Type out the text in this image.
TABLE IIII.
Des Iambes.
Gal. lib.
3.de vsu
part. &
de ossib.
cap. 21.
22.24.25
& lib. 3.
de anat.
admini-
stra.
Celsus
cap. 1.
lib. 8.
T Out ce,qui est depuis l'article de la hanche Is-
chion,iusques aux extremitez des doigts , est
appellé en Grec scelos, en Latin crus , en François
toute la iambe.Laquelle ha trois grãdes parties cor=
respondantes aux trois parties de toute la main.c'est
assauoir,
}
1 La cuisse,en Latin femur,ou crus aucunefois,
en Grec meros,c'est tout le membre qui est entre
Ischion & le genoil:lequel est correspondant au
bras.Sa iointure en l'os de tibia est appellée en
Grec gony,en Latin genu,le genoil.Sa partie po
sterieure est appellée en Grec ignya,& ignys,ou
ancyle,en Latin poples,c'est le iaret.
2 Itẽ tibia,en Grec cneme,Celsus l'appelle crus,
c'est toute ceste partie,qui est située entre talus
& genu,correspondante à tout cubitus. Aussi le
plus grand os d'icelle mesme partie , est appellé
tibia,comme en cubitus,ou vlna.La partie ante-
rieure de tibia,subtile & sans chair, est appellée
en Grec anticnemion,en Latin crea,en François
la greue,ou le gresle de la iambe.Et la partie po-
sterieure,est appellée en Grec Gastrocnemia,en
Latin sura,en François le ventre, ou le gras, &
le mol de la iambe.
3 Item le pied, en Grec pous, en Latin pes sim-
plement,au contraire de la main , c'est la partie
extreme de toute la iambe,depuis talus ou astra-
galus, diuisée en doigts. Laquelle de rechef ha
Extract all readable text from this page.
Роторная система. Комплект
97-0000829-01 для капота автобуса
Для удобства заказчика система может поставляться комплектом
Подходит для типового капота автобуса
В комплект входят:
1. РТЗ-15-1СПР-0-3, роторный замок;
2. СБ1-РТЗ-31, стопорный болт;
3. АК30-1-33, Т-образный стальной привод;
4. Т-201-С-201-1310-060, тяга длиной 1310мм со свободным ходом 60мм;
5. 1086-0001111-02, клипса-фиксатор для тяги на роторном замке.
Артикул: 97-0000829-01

##############################

▸ **Written problem**
Copy out every line where the word "appellée" occurs.

▸ **Result for this task**
bras.Sa iointure en l'os de tibia est appellée en
sterieure est appellée en Grec ignya,& ignys,ou
rieure de tibia,subtile & sans chair, est appellée
sterieure,est appellée en Grec Gastrocnemia,en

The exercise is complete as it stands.